__Exercise directions__
Copy every line of the records below that holds the word "Sigma".
******
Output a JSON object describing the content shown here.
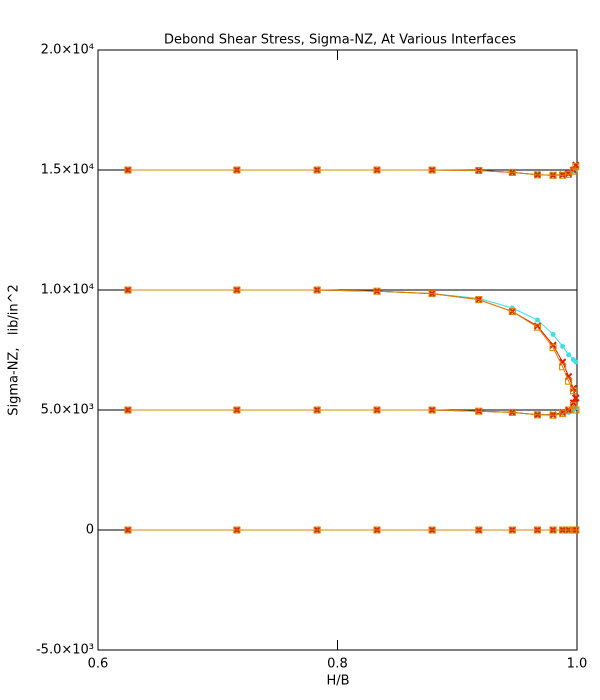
{
  "chart_data": {
    "type": "line",
    "title": "Debond Shear Stress, Sigma-NZ, At Various Interfaces",
    "x_label": "H/B",
    "y_label": "Sigma-NZ,   lib/in^2",
    "xlim": [
      0.6,
      1.0
    ],
    "xticks": [
      0.6,
      0.8,
      {
        "value": 1,
        "label": "1.0"
      }
    ],
    "ylim": [
      -5000,
      20000
    ],
    "yticks": [
      {
        "value": -5000,
        "label": "-5.0×10³"
      },
      0,
      {
        "value": 5000,
        "label": "5.0×10³"
      },
      {
        "value": 10000,
        "label": "1.0×10⁴"
      },
      {
        "value": 15000,
        "label": "1.5×10⁴"
      },
      {
        "value": 20000,
        "label": "2.0×10⁴"
      }
    ],
    "hlines": [
      0,
      5000,
      10000,
      15000
    ],
    "hline_color": "#000000",
    "x": [
      0.625,
      0.716,
      0.783,
      0.833,
      0.879,
      0.918,
      0.946,
      0.967,
      0.98,
      0.988,
      0.993,
      0.997,
      0.999
    ],
    "series": [
      {
        "color": "#40e0e0",
        "marker": "circle",
        "values": [
          15000,
          15000,
          15000,
          15000,
          15000,
          14980,
          14900,
          14800,
          14780,
          14800,
          14850,
          14950,
          15000
        ]
      },
      {
        "color": "#e02000",
        "marker": "x",
        "values": [
          15000,
          15000,
          15000,
          15000,
          15000,
          14980,
          14900,
          14800,
          14780,
          14800,
          14850,
          15000,
          15200
        ]
      },
      {
        "color": "#e08000",
        "marker": "square",
        "values": [
          15000,
          15000,
          15000,
          15000,
          15000,
          14980,
          14900,
          14800,
          14780,
          14780,
          14820,
          14950,
          15150
        ]
      },
      {
        "color": "#40e0e0",
        "marker": "circle",
        "values": [
          10000,
          10000,
          10000,
          9950,
          9850,
          9650,
          9250,
          8750,
          8150,
          7650,
          7300,
          7100,
          7000
        ]
      },
      {
        "color": "#e02000",
        "marker": "x",
        "values": [
          10000,
          10000,
          10000,
          9950,
          9850,
          9600,
          9100,
          8500,
          7700,
          7000,
          6400,
          5900,
          5500
        ]
      },
      {
        "color": "#e08000",
        "marker": "square",
        "values": [
          10000,
          10000,
          10000,
          9950,
          9850,
          9600,
          9100,
          8450,
          7600,
          6800,
          6200,
          5800,
          5000
        ]
      },
      {
        "color": "#40e0e0",
        "marker": "circle",
        "values": [
          5000,
          5000,
          5000,
          5000,
          5000,
          4950,
          4900,
          4800,
          4800,
          4850,
          4900,
          5000,
          5100
        ]
      },
      {
        "color": "#e02000",
        "marker": "x",
        "values": [
          5000,
          5000,
          5000,
          5000,
          5000,
          4950,
          4900,
          4800,
          4800,
          4900,
          5000,
          5300,
          5500
        ]
      },
      {
        "color": "#e08000",
        "marker": "square",
        "values": [
          5000,
          5000,
          5000,
          5000,
          5000,
          4950,
          4900,
          4800,
          4780,
          4850,
          5000,
          5200,
          5000
        ]
      },
      {
        "color": "#40e0e0",
        "marker": "circle",
        "values": [
          0,
          0,
          0,
          0,
          0,
          0,
          0,
          0,
          0,
          0,
          0,
          0,
          0
        ]
      },
      {
        "color": "#e02000",
        "marker": "x",
        "values": [
          0,
          0,
          0,
          0,
          0,
          0,
          0,
          0,
          0,
          0,
          0,
          0,
          0
        ]
      },
      {
        "color": "#e08000",
        "marker": "square",
        "values": [
          0,
          0,
          0,
          0,
          0,
          0,
          0,
          0,
          0,
          0,
          0,
          0,
          0
        ]
      }
    ]
  }
}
******
__Written solution__
    "title": "Debond Shear Stress, Sigma-NZ, At Various Interfaces",
    "y_label": "Sigma-NZ,   lib/in^2",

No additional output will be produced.